● WHAT YOU HAVE TO DO
In the material below, identify each line bearing the word "Квитка". Reproduce those lines.

Items listed in a dataset
——

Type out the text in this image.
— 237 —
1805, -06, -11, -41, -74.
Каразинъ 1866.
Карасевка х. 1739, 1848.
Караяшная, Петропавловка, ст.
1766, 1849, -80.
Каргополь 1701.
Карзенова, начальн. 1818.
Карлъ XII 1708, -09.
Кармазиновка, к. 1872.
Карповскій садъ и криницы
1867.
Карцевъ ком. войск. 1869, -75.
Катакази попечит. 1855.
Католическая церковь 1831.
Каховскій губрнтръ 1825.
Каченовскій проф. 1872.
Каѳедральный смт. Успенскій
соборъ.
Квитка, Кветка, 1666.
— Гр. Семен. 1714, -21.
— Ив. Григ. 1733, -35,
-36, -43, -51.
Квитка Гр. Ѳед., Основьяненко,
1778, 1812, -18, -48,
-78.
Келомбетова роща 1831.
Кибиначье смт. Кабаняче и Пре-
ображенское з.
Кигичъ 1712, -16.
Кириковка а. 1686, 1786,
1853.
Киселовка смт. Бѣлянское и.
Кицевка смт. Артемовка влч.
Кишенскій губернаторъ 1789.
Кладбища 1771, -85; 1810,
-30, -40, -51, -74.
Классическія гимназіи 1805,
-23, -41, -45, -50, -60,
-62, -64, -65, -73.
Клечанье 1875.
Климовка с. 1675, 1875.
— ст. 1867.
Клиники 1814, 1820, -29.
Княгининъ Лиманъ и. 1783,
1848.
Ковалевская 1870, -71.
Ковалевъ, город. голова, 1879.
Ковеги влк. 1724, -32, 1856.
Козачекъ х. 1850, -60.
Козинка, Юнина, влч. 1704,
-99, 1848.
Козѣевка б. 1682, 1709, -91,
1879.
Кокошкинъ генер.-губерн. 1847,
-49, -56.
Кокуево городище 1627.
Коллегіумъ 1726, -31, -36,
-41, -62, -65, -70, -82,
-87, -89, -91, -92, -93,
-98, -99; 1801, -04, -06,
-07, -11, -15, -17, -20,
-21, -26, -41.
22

——

● REPLY TO THE EXERCISE
Квитка, Кветка, 1666.
Квитка Гр. Ѳед., Основьяненко,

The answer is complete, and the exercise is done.